» Brano proposto

Che cosa è il movimento gay secondo me

È da un po’ che me lo chiedo. Sarà che aver vissuto dentro quello catanese è stata un’esperienza ardua. E aver conosciuto da vicino quello romano è stato (fatte le dovute eccezioni) deprimente. Da un po’, tuttavia, mi chiedo che cosa significa essere dentro il movimento LGBTQI, sigla difficile che indica il movimento delle persone omosessuali, transessuali e tutto quello che le varianti sessuali prevedono.

Mi sono dato delle risposte che, va da sé, sono personali e non hanno la pretesa della Verità. Ho scelto un percorso binario, tra ciò che è e ciò che non è (o tra ciò che dovrebbe e non dovrebbe essere, sempre secondo me, il movimento gay).

Per cui.

Movimento è l’insieme delle persone che credono di rendere liberi i destini delle persone LGBTQI.
Non è, invece, l’insieme degli individui che cercano una coroncina, un podio o un riflettore con la scusa di quei destini, di quelle vite.

È l’insieme degli sforzi di chi cerca di fare in modo che quei destini siano orientati alla felicità, alla dignità, alla progettualità condivisa.
Non è, invece, la scusa nobile per ritagliarsi carriere politiche dimenticando da dove si proviene.

Movimento è quella famiglia che si costruisce il proprio percorso a dispetto di una società e di uno stato che fanno finta di non vedere.
Non è, al contrario, l’insieme delle buone intenzioni che rimangono sulla carta o, peggio, che si disperdono, a parole, nell’aria.

Movimento è chi cerca, con la sua testimonianza e con il suo lavoro, di far approvare delle leggi, nonostante le avversità del clima politico di un parlamento di persone per lo più sorde o indifferenti.
Non è, mai, chi cerca di entrarvi perché magari, poi, non si ritrova nient’altro da fare.

Movimento è la piccola associazione di provincia che porta la testimonianza dell’amore e del rispetto per le persone LGBTQI dentro le scuole e in mezzo alla gente comune, per strada. Ed è anche quel pride che a Napoli, quest’anno, ha fatto ballare la gente dalle finestre e dai balconi.

» Materiale fornito
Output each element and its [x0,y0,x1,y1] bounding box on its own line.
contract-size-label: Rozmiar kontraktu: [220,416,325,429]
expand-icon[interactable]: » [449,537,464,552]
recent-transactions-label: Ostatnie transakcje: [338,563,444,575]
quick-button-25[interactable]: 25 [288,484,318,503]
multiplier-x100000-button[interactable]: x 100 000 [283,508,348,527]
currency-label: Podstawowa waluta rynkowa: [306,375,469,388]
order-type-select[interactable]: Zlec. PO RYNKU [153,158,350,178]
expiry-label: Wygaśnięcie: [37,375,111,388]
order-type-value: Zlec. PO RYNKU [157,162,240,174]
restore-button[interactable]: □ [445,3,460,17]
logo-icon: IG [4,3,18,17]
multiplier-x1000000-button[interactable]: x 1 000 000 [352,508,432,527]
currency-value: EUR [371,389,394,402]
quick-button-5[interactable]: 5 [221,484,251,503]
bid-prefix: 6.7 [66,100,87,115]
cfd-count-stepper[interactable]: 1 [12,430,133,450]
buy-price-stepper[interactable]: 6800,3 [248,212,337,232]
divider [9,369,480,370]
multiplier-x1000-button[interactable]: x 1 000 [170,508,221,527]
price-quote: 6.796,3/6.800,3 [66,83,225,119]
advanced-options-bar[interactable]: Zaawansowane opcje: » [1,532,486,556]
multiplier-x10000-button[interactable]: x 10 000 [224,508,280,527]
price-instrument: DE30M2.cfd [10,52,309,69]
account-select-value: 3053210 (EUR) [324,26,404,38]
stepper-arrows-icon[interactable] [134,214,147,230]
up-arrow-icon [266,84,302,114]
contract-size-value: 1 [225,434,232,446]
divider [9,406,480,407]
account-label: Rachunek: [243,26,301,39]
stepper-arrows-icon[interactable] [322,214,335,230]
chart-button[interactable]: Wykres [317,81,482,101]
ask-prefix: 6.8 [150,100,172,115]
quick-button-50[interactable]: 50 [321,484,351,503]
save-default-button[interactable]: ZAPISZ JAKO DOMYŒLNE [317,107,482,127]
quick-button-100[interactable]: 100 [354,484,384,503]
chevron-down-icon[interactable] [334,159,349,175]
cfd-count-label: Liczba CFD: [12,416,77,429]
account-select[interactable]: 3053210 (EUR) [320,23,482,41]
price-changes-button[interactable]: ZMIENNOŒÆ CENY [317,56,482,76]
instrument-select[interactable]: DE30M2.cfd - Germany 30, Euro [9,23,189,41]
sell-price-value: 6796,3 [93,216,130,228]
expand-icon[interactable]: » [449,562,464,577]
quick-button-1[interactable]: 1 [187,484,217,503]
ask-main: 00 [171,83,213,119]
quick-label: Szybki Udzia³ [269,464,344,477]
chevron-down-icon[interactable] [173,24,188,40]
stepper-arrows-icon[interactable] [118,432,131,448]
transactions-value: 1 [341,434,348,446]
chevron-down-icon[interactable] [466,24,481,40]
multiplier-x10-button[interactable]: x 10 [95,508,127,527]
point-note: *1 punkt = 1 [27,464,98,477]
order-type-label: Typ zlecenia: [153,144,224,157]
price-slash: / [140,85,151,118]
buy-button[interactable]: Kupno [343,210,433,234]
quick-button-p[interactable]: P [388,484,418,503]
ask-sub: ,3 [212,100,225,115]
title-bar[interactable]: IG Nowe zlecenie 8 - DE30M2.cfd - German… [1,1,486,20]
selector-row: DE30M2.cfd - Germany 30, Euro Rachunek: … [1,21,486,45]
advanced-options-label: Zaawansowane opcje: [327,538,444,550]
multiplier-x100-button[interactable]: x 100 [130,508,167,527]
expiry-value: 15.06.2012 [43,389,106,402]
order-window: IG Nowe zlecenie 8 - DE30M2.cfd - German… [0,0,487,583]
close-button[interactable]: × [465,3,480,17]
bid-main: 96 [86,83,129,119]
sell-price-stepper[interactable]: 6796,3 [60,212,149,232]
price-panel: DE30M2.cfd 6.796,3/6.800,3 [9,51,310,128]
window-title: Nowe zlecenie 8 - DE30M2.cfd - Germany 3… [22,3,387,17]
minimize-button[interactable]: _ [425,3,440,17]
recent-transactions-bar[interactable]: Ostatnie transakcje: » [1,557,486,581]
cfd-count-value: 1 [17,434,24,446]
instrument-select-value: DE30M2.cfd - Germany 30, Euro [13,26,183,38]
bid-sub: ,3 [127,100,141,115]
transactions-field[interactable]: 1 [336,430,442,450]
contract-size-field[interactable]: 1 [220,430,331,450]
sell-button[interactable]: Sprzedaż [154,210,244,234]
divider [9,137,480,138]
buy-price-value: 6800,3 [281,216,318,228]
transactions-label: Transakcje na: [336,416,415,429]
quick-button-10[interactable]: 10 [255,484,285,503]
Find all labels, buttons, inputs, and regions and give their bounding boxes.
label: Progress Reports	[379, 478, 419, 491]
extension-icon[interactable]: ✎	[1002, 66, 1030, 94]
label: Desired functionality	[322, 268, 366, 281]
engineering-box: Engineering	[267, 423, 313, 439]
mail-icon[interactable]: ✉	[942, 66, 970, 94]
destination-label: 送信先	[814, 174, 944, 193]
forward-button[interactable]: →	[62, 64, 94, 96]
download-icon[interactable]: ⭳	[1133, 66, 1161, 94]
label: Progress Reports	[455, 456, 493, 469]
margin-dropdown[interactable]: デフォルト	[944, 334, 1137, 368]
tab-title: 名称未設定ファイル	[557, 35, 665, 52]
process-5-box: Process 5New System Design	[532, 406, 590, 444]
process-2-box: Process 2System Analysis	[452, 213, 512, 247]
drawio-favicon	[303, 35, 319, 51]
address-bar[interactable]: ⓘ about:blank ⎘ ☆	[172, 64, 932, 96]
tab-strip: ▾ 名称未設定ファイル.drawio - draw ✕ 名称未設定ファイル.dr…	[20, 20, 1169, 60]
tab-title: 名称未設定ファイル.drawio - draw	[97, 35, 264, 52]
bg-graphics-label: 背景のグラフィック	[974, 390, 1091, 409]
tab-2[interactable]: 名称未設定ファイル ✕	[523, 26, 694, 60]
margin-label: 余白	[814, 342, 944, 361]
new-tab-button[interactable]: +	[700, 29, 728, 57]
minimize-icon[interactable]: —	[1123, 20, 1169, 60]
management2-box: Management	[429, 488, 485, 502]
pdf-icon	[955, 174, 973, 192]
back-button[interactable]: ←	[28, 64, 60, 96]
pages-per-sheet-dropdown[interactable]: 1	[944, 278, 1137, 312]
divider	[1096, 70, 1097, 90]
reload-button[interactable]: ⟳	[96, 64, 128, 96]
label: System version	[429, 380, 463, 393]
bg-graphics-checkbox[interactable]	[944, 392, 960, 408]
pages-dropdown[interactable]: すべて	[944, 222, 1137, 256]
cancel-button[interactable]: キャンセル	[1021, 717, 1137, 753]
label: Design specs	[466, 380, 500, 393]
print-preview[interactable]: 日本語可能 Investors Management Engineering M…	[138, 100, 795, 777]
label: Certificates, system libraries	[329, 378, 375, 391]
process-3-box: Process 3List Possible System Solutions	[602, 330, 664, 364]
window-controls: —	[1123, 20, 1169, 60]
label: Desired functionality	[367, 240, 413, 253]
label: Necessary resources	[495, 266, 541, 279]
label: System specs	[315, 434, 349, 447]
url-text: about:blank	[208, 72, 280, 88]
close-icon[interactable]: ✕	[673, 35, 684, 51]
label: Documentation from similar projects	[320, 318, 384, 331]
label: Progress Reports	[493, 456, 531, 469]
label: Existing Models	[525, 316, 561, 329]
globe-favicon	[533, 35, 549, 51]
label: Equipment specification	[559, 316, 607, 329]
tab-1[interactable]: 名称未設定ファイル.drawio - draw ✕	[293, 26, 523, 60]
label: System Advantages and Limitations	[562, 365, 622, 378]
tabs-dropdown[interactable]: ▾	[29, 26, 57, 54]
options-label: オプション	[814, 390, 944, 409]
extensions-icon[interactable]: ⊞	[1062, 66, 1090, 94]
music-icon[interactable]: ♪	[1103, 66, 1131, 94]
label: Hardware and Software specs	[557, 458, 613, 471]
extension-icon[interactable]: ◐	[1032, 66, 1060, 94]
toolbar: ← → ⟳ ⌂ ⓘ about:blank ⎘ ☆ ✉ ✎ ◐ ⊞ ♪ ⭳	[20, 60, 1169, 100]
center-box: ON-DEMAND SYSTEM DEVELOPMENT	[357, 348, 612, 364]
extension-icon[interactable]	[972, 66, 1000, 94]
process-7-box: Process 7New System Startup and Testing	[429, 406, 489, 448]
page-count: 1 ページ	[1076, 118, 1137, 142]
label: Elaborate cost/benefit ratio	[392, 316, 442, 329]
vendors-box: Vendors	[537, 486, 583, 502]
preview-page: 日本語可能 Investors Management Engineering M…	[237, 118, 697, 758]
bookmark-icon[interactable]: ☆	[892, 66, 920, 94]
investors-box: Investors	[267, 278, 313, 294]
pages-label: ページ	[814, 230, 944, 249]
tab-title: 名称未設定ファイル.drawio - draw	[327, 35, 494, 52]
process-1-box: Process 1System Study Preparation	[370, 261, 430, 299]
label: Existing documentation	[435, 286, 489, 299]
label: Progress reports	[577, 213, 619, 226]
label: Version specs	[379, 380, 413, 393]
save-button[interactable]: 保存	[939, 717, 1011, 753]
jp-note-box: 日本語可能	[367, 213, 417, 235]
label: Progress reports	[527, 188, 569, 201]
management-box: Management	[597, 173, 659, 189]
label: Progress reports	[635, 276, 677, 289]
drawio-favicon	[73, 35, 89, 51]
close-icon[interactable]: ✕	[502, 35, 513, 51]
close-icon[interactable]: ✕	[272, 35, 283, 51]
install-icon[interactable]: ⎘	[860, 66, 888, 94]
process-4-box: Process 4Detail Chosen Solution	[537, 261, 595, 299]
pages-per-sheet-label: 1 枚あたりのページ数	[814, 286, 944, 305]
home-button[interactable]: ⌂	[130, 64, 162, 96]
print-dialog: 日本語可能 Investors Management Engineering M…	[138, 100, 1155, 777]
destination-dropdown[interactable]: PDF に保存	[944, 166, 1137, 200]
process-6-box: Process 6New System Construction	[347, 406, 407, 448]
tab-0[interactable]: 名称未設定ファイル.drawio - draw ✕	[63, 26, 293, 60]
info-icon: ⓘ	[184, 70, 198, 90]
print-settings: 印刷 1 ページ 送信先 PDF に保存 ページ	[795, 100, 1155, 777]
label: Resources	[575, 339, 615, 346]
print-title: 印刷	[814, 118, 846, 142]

» Consegna
Continua il testo sul movimento gay partendo dalla sua ultima frase. Le righe riportate sono materiale a sé, distinto dal testo sul movimento gay.

» Spazio risposta
Ma non è, di contro, puntare il dito blaterando il solito “lei non sa chi sono io” perché se non fosse ancora abbastanza chiaro, se non porti a casa un risultato, o almeno non ci provi, non sei nessuno.

E a questo proposito, movimento è chi ai pride ci lavora senza sentire il bisogno, ad ogni costo, di salire sul palco a parlare. Non chi partecipa ai pride solo se riesce a parlare sul palco.

Movimento è quella professoressa che quel giorno, in quella scuola, disse che l’olocausto aveva ucciso anche le persone omosessuali e mentre lo diceva le tremava la voce, perché era la prima volta che lo faceva in vita sua, in forza e ragione del suo sentire.
Non è chi ti dice che vale più di te, in una riunione di qualsivoglia natura, solo perché fa più tessere (e nessun militante).

Movimento sono quelle famiglie di genitori che accettano di amare i propri figli e le proprie figlie, senza distinzione di identità di genere e di orientamento sessuale, perché l’amore va oltre alle etichette umane e se così non fosse non sarebbe tale. È pure l’insieme di amici e di amiche che quando glielo dici, ti sorridono e magari ti tengono per mano.
Non è chi ripudia tutto questo in nome di un’ideologia che è rimasta ferma a slogan di un tempo che non c’è più.

Movimento è chi tenta di cambiare le cose, possibilmente in meglio, perché è giovane dentro, a prescindere dall’età.
Non è chi, anche se giovane, si è già venduto a modalità vecchie che non portano da nessuna parte. E non è chi vuole impedire al nuovo di poter essere solo perché vanta blasoni che da trent’anni a questa parte si limitano a essere loghi e nulla più.

Movimento è chi porta in pochi anni l’istanza del matrimonio per tutti (gay e lesbiche inclusi/e) davanti alla Corte Costituzionale.
Un po’ meno, credo, chi premia la vedette di turno solo perché è di moda farlo.

Movimento è l’insieme di tutte quelle persone che dentro ogni realtà politica e associativa – nessuna esclusa, dalla più grande alla più piccola – presente in Italia vuole e pensa davvero che domani ci sposeremo, porteremo i nostri figli a scuola, andremo per strada a testa alta perché ne siamo meritevoli.
Non lo è, di contro, chi è impegnato a fare e a pensare a tutt’altro.

E tutto questo, sempre e umilmente, secondo me.